Turn every line of the data below into a JSON list of strings, with one string for each line and no blank lines.

---

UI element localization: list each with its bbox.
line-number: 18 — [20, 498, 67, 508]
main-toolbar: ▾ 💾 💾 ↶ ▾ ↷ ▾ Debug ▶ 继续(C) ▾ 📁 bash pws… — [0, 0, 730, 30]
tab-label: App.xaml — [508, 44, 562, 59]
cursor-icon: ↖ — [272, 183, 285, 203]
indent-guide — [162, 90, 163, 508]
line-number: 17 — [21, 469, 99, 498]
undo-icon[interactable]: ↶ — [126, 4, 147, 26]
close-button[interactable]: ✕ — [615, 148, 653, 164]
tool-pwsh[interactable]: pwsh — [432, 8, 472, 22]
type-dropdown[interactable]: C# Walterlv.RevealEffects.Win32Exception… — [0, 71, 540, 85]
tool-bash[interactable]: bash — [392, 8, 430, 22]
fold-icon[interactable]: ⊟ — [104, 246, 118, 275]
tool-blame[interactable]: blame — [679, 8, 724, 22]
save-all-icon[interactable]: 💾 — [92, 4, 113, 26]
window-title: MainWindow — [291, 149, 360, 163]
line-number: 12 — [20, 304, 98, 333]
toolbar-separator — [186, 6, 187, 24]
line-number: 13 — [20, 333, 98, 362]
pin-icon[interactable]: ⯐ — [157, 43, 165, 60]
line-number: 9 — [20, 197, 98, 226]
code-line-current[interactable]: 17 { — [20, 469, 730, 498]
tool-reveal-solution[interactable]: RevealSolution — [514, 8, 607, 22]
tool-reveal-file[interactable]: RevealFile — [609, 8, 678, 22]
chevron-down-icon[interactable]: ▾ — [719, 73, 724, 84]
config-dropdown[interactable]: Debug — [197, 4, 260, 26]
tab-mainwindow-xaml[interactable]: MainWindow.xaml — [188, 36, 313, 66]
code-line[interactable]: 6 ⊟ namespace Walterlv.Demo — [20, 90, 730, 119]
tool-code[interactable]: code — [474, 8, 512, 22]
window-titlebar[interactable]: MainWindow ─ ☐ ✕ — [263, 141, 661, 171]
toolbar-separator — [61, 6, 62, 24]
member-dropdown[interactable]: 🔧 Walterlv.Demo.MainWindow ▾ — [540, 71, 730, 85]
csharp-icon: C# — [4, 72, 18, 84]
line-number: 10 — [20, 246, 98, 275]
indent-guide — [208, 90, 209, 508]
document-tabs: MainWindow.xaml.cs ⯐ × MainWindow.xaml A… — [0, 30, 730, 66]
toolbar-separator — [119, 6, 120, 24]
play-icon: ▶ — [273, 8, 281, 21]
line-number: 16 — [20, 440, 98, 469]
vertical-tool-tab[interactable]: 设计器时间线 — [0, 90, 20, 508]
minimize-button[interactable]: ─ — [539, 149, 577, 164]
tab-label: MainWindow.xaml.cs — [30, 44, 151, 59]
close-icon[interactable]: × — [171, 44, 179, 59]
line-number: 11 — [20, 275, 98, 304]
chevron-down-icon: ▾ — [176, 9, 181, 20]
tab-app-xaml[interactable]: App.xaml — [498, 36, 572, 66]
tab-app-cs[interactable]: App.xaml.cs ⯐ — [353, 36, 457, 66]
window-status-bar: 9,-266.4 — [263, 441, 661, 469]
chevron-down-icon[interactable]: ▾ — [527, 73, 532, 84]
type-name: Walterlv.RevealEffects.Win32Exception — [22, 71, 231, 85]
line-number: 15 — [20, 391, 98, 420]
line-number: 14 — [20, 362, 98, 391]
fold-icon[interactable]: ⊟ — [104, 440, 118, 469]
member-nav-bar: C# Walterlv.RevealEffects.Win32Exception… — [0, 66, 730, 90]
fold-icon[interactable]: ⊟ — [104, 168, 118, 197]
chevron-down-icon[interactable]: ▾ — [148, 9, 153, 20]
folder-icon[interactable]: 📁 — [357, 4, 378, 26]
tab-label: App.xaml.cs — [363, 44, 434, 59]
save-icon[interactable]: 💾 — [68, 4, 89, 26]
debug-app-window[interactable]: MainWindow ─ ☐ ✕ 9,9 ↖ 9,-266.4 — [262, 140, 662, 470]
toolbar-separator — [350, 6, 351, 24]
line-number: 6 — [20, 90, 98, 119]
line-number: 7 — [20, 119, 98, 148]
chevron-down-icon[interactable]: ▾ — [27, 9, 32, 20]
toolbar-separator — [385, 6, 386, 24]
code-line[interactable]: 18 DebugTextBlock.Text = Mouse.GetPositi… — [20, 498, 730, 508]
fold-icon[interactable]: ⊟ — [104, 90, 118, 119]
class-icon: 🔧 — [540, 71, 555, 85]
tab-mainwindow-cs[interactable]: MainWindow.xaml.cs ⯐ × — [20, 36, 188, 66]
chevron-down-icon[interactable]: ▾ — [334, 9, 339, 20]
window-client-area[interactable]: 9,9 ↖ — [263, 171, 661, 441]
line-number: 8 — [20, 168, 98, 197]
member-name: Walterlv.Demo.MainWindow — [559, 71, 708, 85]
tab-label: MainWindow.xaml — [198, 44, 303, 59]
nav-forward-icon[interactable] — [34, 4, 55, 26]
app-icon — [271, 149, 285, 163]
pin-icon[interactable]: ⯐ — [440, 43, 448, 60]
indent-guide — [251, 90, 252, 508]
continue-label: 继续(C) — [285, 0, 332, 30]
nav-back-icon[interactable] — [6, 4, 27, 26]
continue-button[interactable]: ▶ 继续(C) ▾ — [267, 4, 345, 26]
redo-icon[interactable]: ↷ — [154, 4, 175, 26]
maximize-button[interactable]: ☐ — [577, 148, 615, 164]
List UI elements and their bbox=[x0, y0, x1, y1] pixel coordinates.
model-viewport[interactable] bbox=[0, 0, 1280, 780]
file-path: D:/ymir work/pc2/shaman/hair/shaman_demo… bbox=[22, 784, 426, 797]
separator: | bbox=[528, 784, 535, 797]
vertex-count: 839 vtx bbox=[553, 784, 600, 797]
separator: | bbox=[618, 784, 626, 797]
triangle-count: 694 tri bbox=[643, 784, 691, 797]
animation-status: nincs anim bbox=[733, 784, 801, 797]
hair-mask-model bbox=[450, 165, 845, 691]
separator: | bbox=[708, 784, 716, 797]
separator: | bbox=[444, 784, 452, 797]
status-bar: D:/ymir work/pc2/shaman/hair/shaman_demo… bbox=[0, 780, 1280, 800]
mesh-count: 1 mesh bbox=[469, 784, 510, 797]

---

§ **Exercise result**:
[
  "UI element localization: list each with its bbox.",
  "line-number: 18 — [20, 498, 67, 508]",
  "main-toolbar: ▾ 💾 💾 ↶ ▾ ↷ ▾ Debug ▶ 继续(C) ▾ 📁 bash pws… — [0, 0, 730, 30]",
  "tab-label: App.xaml — [508, 44, 562, 59]",
  "cursor-icon: ↖ — [272, 183, 285, 203]",
  "indent-guide — [162, 90, 163, 508]",
  "line-number: 17 — [21, 469, 99, 498]",
  "undo-icon[interactable]: ↶ — [126, 4, 147, 26]",
  "close-button[interactable]: ✕ — [615, 148, 653, 164]",
  "tool-pwsh[interactable]: pwsh — [432, 8, 472, 22]",
  "type-dropdown[interactable]: C# Walterlv.RevealEffects.Win32Exception… — [0, 71, 540, 85]",
  "tool-bash[interactable]: bash — [392, 8, 430, 22]",
  "fold-icon[interactable]: ⊟ — [104, 246, 118, 275]",
  "tool-blame[interactable]: blame — [679, 8, 724, 22]",
  "save-all-icon[interactable]: 💾 — [92, 4, 113, 26]",
  "window-title: MainWindow — [291, 149, 360, 163]",
  "line-number: 12 — [20, 304, 98, 333]",
  "toolbar-separator — [186, 6, 187, 24]",
  "line-number: 13 — [20, 333, 98, 362]",
  "pin-icon[interactable]: ⯐ — [157, 43, 165, 60]",
  "line-number: 9 — [20, 197, 98, 226]",
  "code-line-current[interactable]: 17 { — [20, 469, 730, 498]",
  "tool-reveal-solution[interactable]: RevealSolution — [514, 8, 607, 22]",
  "tool-reveal-file[interactable]: RevealFile — [609, 8, 678, 22]",
  "chevron-down-icon[interactable]: ▾ — [719, 73, 724, 84]",
  "config-dropdown[interactable]: Debug — [197, 4, 260, 26]",
  "tab-mainwindow-xaml[interactable]: MainWindow.xaml — [188, 36, 313, 66]",
  "code-line[interactable]: 6 ⊟ namespace Walterlv.Demo — [20, 90, 730, 119]",
  "tool-code[interactable]: code — [474, 8, 512, 22]",
  "window-titlebar[interactable]: MainWindow ─ ☐ ✕ — [263, 141, 661, 171]",
  "toolbar-separator — [61, 6, 62, 24]",
  "member-dropdown[interactable]: 🔧 Walterlv.Demo.MainWindow ▾ — [540, 71, 730, 85]",
  "csharp-icon: C# — [4, 72, 18, 84]",
  "line-number: 10 — [20, 246, 98, 275]",
  "indent-guide — [208, 90, 209, 508]",
  "document-tabs: MainWindow.xaml.cs ⯐ × MainWindow.xaml A… — [0, 30, 730, 66]",
  "toolbar-separator — [119, 6, 120, 24]",
  "play-icon: ▶ — [273, 8, 281, 21]",
  "line-number: 16 — [20, 440, 98, 469]",
  "vertical-tool-tab[interactable]: 设计器时间线 — [0, 90, 20, 508]",
  "minimize-button[interactable]: ─ — [539, 149, 577, 164]",
  "tab-label: MainWindow.xaml.cs — [30, 44, 151, 59]",
  "close-icon[interactable]: × — [171, 44, 179, 59]",
  "line-number: 11 — [20, 275, 98, 304]",
  "chevron-down-icon: ▾ — [176, 9, 181, 20]",
  "tab-app-xaml[interactable]: App.xaml — [498, 36, 572, 66]",
  "tab-app-cs[interactable]: App.xaml.cs ⯐ — [353, 36, 457, 66]",
  "window-status-bar: 9,-266.4 — [263, 441, 661, 469]",
  "chevron-down-icon[interactable]: ▾ — [527, 73, 532, 84]",
  "type-name: Walterlv.RevealEffects.Win32Exception — [22, 71, 231, 85]",
  "line-number: 15 — [20, 391, 98, 420]",
  "line-number: 14 — [20, 362, 98, 391]",
  "fold-icon[interactable]: ⊟ — [104, 440, 118, 469]",
  "member-nav-bar: C# Walterlv.RevealEffects.Win32Exception… — [0, 66, 730, 90]",
  "fold-icon[interactable]: ⊟ — [104, 168, 118, 197]",
  "chevron-down-icon[interactable]: ▾ — [148, 9, 153, 20]",
  "folder-icon[interactable]: 📁 — [357, 4, 378, 26]",
  "tab-label: App.xaml.cs — [363, 44, 434, 59]",
  "save-icon[interactable]: 💾 — [68, 4, 89, 26]",
  "debug-app-window[interactable]: MainWindow ─ ☐ ✕ 9,9 ↖ 9,-266.4 — [262, 140, 662, 470]",
  "toolbar-separator — [350, 6, 351, 24]",
  "line-number: 6 — [20, 90, 98, 119]",
  "line-number: 7 — [20, 119, 98, 148]",
  "chevron-down-icon[interactable]: ▾ — [27, 9, 32, 20]",
  "toolbar-separator — [385, 6, 386, 24]",
  "code-line[interactable]: 18 DebugTextBlock.Text = Mouse.GetPositi… — [20, 498, 730, 508]",
  "fold-icon[interactable]: ⊟ — [104, 90, 118, 119]",
  "class-icon: 🔧 — [540, 71, 555, 85]",
  "tab-mainwindow-cs[interactable]: MainWindow.xaml.cs ⯐ × — [20, 36, 188, 66]",
  "chevron-down-icon[interactable]: ▾ — [334, 9, 339, 20]",
  "window-client-area[interactable]: 9,9 ↖ — [263, 171, 661, 441]",
  "line-number: 8 — [20, 168, 98, 197]",
  "member-name: Walterlv.Demo.MainWindow — [559, 71, 708, 85]",
  "tab-label: MainWindow.xaml — [198, 44, 303, 59]",
  "nav-forward-icon[interactable] — [34, 4, 55, 26]",
  "app-icon — [271, 149, 285, 163]",
  "pin-icon[interactable]: ⯐ — [440, 43, 448, 60]",
  "indent-guide — [251, 90, 252, 508]",
  "continue-label: 继续(C) — [285, 0, 332, 30]",
  "nav-back-icon[interactable] — [6, 4, 27, 26]",
  "continue-button[interactable]: ▶ 继续(C) ▾ — [267, 4, 345, 26]",
  "redo-icon[interactable]: ↷ — [154, 4, 175, 26]",
  "maximize-button[interactable]: ☐ — [577, 148, 615, 164]",
  "List UI elements and their bbox=[x0, y0, x1, y1] pixel coordinates.",
  "model-viewport[interactable] bbox=[0, 0, 1280, 780]",
  "file-path: D:/ymir work/pc2/shaman/hair/shaman_demo… bbox=[22, 784, 426, 797]",
  "separator: | bbox=[528, 784, 535, 797]",
  "vertex-count: 839 vtx bbox=[553, 784, 600, 797]",
  "separator: | bbox=[618, 784, 626, 797]",
  "triangle-count: 694 tri bbox=[643, 784, 691, 797]",
  "animation-status: nincs anim bbox=[733, 784, 801, 797]",
  "hair-mask-model bbox=[450, 165, 845, 691]",
  "separator: | bbox=[708, 784, 716, 797]",
  "separator: | bbox=[444, 784, 452, 797]",
  "status-bar: D:/ymir work/pc2/shaman/hair/shaman_demo… bbox=[0, 780, 1280, 800]",
  "mesh-count: 1 mesh bbox=[469, 784, 510, 797]"
]